> Textauszug:
━━━━━━━━━━━━━━━━
Das Landesarbeitsgericht Baden-Württemberg gab dem Arbeitnehmer zunächst recht. Der Arbeitgeber zog daraufhin vor die höchste Instanz.
Klare Kante aus Erfurt
Das Bundesarbeitsgericht bestätigte die Vorinstanz ohne Wenn und Aber. Die Regelung im Tarifvertrag verstoße gegen § 4 Absatz 2 des Teilzeit- und Befristungsgesetzes (TzBfG), so die Richter unter dem Aktenzeichen 6 AZR 131/25. Entscheidend war dabei die europarechtliche Dimension.
Die Erfurter Richter zogen eine klare Trennlinie: Während bei Verstößen gegen das allgemeine Gleichbehandlungsgebot aus dem Grundgesetz (Artikel 3 Absatz 1) den Tarifpartnern durchaus eine Nachbesserungsfrist eingeräumt werden kann, gilt dies nicht für EU-gestütztes Antidiskriminierungsrecht. Dieses entfalte eine wichtige „Abschreckungsfunktion” – und die wirkt nur bei sofortiger Abhilfe.
━━━━━━━━━━━━━━━━
> Auflistung:
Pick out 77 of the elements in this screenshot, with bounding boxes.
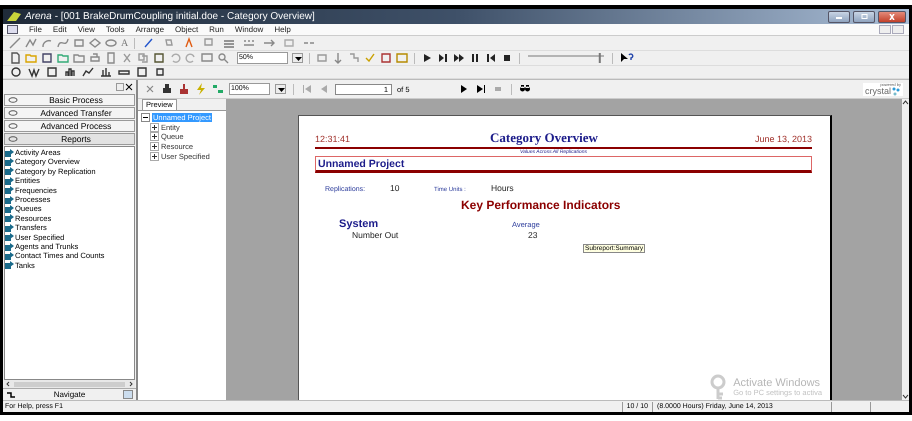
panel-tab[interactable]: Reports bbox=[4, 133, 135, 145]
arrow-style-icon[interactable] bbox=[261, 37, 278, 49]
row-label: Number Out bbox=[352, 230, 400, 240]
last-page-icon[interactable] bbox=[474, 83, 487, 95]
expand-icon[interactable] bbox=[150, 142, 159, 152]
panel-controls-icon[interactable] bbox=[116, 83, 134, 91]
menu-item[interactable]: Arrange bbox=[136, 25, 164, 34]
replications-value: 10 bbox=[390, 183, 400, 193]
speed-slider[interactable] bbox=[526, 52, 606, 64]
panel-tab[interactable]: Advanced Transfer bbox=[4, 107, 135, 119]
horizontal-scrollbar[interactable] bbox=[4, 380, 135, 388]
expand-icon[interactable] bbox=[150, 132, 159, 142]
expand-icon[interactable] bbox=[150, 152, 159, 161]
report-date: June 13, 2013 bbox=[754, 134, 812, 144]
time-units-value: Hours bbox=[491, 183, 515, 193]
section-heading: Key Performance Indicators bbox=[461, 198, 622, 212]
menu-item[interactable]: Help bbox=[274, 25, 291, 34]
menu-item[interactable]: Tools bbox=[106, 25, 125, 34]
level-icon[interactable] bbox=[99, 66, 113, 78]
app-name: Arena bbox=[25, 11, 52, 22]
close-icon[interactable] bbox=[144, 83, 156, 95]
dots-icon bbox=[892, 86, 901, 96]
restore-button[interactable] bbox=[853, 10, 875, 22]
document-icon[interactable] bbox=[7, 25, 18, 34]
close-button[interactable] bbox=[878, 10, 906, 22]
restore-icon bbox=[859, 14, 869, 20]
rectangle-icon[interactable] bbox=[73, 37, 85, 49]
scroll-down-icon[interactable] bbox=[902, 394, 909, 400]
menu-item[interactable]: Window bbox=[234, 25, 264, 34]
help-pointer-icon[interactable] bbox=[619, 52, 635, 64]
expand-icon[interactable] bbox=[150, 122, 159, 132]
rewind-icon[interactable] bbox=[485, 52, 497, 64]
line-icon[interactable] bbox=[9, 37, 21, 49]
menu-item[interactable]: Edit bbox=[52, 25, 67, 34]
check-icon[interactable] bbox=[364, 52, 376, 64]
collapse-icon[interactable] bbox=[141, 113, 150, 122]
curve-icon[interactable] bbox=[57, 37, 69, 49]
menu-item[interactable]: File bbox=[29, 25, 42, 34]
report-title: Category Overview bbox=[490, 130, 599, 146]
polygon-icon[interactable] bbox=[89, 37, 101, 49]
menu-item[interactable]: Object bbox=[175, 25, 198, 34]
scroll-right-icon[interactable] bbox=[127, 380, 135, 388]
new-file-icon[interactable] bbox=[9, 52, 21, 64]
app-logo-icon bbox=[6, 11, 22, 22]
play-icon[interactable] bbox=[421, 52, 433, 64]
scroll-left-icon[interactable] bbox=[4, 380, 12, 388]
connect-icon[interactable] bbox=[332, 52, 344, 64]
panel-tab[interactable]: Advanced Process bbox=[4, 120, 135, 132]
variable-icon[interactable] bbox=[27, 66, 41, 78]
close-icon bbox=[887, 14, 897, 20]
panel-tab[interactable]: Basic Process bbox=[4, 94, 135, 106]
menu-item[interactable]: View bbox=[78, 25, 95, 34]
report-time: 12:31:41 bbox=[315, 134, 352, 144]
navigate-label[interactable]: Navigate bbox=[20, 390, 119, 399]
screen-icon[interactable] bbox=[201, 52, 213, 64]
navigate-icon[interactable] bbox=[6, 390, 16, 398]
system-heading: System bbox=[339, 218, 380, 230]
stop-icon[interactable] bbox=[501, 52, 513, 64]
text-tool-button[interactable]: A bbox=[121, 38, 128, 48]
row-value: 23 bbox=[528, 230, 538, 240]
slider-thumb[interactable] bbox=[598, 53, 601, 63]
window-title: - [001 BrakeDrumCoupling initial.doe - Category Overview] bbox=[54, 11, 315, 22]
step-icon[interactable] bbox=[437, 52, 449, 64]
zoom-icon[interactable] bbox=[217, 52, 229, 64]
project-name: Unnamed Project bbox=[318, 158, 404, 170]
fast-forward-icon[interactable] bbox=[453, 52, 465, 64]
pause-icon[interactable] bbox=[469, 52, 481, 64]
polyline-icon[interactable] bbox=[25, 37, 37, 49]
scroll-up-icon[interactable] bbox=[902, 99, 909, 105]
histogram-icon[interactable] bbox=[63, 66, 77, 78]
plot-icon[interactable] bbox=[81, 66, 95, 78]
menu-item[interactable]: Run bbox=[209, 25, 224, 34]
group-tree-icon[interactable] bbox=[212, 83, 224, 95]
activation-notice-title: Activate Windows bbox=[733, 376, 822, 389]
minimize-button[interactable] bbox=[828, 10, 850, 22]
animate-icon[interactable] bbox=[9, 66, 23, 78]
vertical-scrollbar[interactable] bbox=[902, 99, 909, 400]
━━━━━━━━━━━━━━━━
> Aufgabe: Setzen Sie den Text über das Urteil des Bundesarbeitsgerichts im Anschluss an seinen letzten Satz fort. Die Auflistung stammt aus einer anderen Quelle als der Text.

> Antwort:
Das Gericht machte damit kurzen Prozess: Die diskriminierende Regelung wurde für unwirksam erklärt (§ 134 BGB), ohne dass Gewerkschaft und Arbeitgeber erst einmal Zeit zur Korrektur erhielten. Der Kläger hat einen direkten, sofort durchsetzbaren Anspruch auf die günstigeren Stufenlaufzeiten.
Was bedeutet das für Unternehmen?
Die Auswirkungen dürften erheblich sein. Personalabteilungen müssen nun dringend ihre Tarifverträge und betrieblichen Regelungen auf diskriminierende Klauseln durchforsten. Die Argumentation, ein übernommener Befristeter sei für Gehaltszwecke ein „Neuling”, ist damit vom Tisch.
Das Risiko direkter Klageverfahren und entsprechender Nachzahlungen steigt deutlich. Arbeitnehmer müssen nicht mehr monatelange Tarifverhandlungen abwarten, sondern können ihre Rechte unmittelbar geltend machen. Die Beweislast liegt jetzt faktisch bei Arbeitgebern und Tarifparteien: Sie müssen von vornherein für rechtskonforme Vereinbarungen sorgen.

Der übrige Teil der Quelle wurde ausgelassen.